**THE INPUT**
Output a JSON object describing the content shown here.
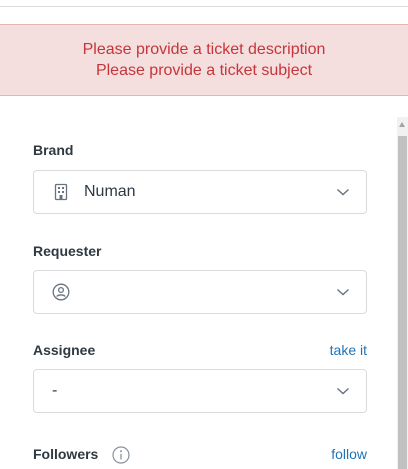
{
  "errors": [
    "Please provide a ticket description",
    "Please provide a ticket subject"
  ],
  "fields": {
    "brand": {
      "label": "Brand",
      "value": "Numan",
      "icon": "building-icon"
    },
    "requester": {
      "label": "Requester",
      "value": "",
      "icon": "user-circle-icon"
    },
    "assignee": {
      "label": "Assignee",
      "value": "-",
      "link": "take it"
    },
    "followers": {
      "label": "Followers",
      "link": "follow",
      "icon": "info-icon"
    }
  },
  "colors": {
    "error_text": "#c4363a",
    "error_bg": "#f5dede",
    "link": "#1f73b7"
  }
}
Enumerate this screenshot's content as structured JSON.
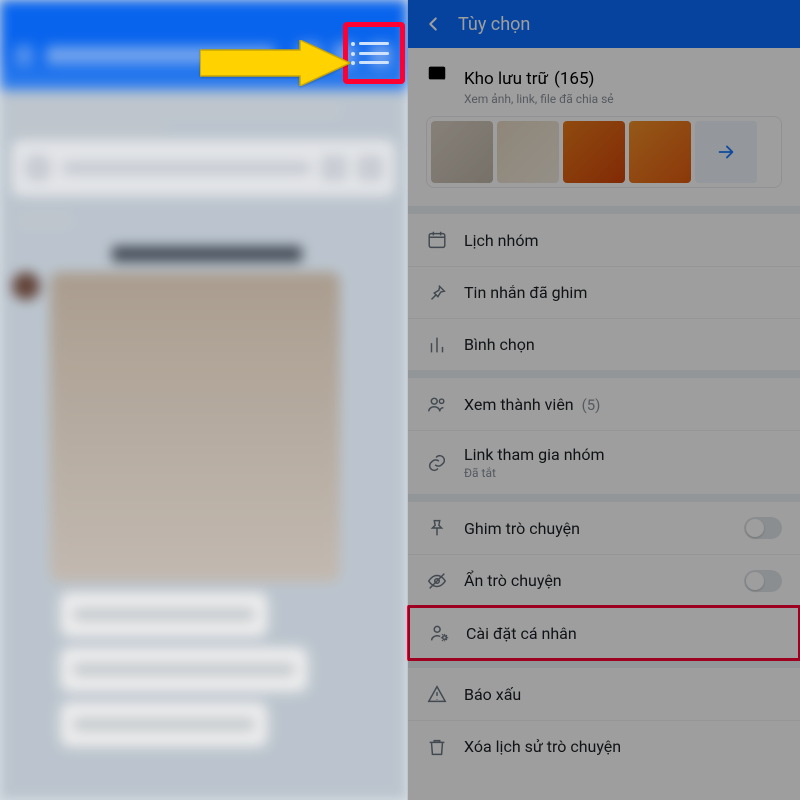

**WHAT TO DO**
The records above need to be restated word for word, with the pictures left out.

**ANSWER FOR THE TASK**
Output a JSON object describing the content shown here.
{
  "errors": [
    "Please provide a ticket description",
    "Please provide a ticket subject"
  ],
  "fields": {
    "brand": {
      "label": "Brand",
      "value": "Numan",
      "icon": "building-icon"
    },
    "requester": {
      "label": "Requester",
      "value": "",
      "icon": "user-circle-icon"
    },
    "assignee": {
      "label": "Assignee",
      "value": "-",
      "link": "take it"
    },
    "followers": {
      "label": "Followers",
      "link": "follow",
      "icon": "info-icon"
    }
  },
  "colors": {
    "error_text": "#c4363a",
    "error_bg": "#f5dede",
    "link": "#1f73b7"
  }
}
Enumerate this screenshot's content as structured JSON.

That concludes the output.